PROBLEM TO SOLVE
Copy the listing below verbatim, from its first line through the line holding "num-colors-input[interactable]: 16: [290, 342, 337, 374]", both ends included.
# start of ENTRIES SHOWN
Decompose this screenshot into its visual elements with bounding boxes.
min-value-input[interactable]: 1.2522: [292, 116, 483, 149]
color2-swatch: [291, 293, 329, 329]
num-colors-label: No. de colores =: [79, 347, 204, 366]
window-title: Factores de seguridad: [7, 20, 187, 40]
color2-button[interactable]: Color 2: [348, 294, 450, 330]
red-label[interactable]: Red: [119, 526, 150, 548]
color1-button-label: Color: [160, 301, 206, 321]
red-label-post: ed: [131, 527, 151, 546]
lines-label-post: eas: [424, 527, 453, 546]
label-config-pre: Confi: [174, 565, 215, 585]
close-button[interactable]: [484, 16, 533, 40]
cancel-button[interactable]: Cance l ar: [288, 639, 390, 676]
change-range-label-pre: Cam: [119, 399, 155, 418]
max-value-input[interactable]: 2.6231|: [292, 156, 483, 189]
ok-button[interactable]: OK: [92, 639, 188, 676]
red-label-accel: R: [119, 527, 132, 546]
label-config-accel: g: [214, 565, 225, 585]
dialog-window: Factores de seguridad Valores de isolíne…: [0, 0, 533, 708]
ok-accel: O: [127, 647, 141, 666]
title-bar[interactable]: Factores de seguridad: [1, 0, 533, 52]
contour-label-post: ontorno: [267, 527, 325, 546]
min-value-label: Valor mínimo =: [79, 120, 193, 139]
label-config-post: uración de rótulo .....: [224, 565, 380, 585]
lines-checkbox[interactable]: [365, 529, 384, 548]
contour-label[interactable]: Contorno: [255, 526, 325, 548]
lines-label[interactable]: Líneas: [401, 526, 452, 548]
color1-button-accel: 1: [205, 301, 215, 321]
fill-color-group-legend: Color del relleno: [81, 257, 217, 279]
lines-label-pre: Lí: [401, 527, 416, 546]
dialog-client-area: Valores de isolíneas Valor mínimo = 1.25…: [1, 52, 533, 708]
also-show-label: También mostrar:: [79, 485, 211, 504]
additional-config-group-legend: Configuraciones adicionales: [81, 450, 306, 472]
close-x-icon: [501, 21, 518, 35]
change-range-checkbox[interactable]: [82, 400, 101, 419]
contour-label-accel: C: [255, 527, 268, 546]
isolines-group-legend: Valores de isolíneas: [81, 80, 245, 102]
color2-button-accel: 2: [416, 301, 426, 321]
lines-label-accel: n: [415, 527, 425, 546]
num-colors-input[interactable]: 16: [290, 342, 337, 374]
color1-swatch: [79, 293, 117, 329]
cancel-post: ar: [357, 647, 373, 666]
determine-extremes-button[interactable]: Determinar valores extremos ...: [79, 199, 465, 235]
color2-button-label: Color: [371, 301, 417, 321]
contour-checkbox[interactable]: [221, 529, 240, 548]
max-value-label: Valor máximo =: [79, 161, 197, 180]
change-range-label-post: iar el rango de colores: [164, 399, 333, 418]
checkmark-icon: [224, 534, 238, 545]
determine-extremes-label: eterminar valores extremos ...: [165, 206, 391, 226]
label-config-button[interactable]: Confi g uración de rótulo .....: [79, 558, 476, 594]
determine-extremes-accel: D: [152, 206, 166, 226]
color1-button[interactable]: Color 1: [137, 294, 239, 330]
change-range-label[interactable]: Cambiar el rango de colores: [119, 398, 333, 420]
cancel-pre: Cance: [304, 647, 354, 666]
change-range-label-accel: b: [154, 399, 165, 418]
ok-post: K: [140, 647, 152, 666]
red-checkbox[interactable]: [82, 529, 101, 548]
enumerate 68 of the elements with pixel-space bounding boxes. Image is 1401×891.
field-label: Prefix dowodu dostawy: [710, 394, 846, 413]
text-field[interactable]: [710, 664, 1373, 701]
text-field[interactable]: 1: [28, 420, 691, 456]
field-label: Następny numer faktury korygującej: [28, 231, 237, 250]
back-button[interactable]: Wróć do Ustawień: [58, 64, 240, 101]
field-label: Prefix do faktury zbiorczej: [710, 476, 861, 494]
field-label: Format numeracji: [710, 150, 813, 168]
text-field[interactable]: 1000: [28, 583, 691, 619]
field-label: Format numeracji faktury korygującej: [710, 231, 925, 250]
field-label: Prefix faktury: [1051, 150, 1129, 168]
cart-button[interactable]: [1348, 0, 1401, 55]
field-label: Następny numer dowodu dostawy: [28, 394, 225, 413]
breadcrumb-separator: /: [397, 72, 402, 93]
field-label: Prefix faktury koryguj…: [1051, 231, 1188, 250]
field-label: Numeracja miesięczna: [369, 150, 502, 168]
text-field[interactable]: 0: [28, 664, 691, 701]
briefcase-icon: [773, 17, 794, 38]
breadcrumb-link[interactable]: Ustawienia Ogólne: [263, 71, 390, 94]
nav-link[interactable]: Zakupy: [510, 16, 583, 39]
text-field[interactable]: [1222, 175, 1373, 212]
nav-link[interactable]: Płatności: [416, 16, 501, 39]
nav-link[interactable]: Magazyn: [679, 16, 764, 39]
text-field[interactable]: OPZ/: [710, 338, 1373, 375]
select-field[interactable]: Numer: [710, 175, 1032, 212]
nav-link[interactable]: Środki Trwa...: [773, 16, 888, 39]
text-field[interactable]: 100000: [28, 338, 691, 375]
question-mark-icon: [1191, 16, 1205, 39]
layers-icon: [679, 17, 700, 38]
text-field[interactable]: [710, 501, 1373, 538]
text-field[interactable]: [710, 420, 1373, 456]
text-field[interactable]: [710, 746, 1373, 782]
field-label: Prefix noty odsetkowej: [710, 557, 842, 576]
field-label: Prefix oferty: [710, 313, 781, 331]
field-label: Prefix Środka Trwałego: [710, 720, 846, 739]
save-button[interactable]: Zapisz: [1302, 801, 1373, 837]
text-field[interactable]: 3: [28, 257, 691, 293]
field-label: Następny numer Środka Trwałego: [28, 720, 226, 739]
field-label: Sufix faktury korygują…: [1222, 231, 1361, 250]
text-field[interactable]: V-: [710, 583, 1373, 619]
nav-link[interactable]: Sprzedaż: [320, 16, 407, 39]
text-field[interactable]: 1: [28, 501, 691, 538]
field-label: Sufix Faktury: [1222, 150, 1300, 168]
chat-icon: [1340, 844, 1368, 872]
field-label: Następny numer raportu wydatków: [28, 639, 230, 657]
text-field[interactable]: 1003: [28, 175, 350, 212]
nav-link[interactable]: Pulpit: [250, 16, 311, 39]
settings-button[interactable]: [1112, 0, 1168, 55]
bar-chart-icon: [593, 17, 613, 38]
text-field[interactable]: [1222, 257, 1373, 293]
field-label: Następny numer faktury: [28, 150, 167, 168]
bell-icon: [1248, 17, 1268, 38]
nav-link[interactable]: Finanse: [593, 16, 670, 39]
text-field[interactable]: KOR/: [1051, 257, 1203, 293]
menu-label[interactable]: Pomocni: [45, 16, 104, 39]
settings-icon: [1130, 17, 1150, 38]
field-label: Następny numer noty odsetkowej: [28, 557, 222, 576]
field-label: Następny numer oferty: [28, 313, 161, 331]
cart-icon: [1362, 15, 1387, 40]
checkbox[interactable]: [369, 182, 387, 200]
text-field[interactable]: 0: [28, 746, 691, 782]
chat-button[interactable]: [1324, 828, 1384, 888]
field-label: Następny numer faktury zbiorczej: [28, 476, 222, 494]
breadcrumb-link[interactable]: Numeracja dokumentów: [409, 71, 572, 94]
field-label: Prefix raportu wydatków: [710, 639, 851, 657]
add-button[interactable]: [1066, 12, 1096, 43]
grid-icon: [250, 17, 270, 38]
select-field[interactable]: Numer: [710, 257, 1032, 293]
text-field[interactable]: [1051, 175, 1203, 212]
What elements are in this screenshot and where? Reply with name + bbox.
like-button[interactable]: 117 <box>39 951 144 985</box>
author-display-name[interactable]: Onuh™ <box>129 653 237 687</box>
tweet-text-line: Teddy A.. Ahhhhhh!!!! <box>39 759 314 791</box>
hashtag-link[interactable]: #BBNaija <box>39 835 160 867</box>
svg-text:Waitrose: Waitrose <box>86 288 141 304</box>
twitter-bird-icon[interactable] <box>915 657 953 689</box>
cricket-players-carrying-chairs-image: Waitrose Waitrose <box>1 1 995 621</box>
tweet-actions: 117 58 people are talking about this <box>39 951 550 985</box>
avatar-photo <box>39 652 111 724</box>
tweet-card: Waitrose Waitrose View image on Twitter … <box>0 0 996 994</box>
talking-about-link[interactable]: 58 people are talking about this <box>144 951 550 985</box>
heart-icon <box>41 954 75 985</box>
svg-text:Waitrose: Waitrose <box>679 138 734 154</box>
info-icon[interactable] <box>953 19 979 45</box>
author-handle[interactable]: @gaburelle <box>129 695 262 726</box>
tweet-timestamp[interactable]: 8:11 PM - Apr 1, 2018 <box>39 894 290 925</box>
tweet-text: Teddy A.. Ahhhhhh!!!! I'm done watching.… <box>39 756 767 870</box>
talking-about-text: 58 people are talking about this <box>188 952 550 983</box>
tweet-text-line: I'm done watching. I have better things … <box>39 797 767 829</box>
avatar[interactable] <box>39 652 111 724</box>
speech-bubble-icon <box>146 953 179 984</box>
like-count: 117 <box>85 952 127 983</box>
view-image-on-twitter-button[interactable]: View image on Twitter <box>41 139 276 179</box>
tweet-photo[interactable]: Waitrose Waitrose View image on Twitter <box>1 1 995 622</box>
# end of ENTRIES SHOWN
FINAL RESULT
Decompose this screenshot into its visual elements with bounding boxes.
min-value-input[interactable]: 1.2522: [292, 116, 483, 149]
color2-swatch: [291, 293, 329, 329]
num-colors-label: No. de colores =: [79, 347, 204, 366]
window-title: Factores de seguridad: [7, 20, 187, 40]
color2-button[interactable]: Color 2: [348, 294, 450, 330]
red-label[interactable]: Red: [119, 526, 150, 548]
color1-button-label: Color: [160, 301, 206, 321]
red-label-post: ed: [131, 527, 151, 546]
lines-label-post: eas: [424, 527, 453, 546]
label-config-pre: Confi: [174, 565, 215, 585]
close-button[interactable]: [484, 16, 533, 40]
cancel-button[interactable]: Cance l ar: [288, 639, 390, 676]
change-range-label-pre: Cam: [119, 399, 155, 418]
max-value-input[interactable]: 2.6231|: [292, 156, 483, 189]
ok-button[interactable]: OK: [92, 639, 188, 676]
red-label-accel: R: [119, 527, 132, 546]
label-config-accel: g: [214, 565, 225, 585]
dialog-window: Factores de seguridad Valores de isolíne…: [0, 0, 533, 708]
ok-accel: O: [127, 647, 141, 666]
title-bar[interactable]: Factores de seguridad: [1, 0, 533, 52]
contour-label-post: ontorno: [267, 527, 325, 546]
min-value-label: Valor mínimo =: [79, 120, 193, 139]
label-config-post: uración de rótulo .....: [224, 565, 380, 585]
lines-checkbox[interactable]: [365, 529, 384, 548]
contour-label[interactable]: Contorno: [255, 526, 325, 548]
lines-label[interactable]: Líneas: [401, 526, 452, 548]
color1-button-accel: 1: [205, 301, 215, 321]
fill-color-group-legend: Color del relleno: [81, 257, 217, 279]
lines-label-pre: Lí: [401, 527, 416, 546]
dialog-client-area: Valores de isolíneas Valor mínimo = 1.25…: [1, 52, 533, 708]
also-show-label: También mostrar:: [79, 485, 211, 504]
additional-config-group-legend: Configuraciones adicionales: [81, 450, 306, 472]
close-x-icon: [501, 21, 518, 35]
change-range-checkbox[interactable]: [82, 400, 101, 419]
contour-label-accel: C: [255, 527, 268, 546]
isolines-group-legend: Valores de isolíneas: [81, 80, 245, 102]
color2-button-accel: 2: [416, 301, 426, 321]
lines-label-accel: n: [415, 527, 425, 546]
num-colors-input[interactable]: 16: [290, 342, 337, 374]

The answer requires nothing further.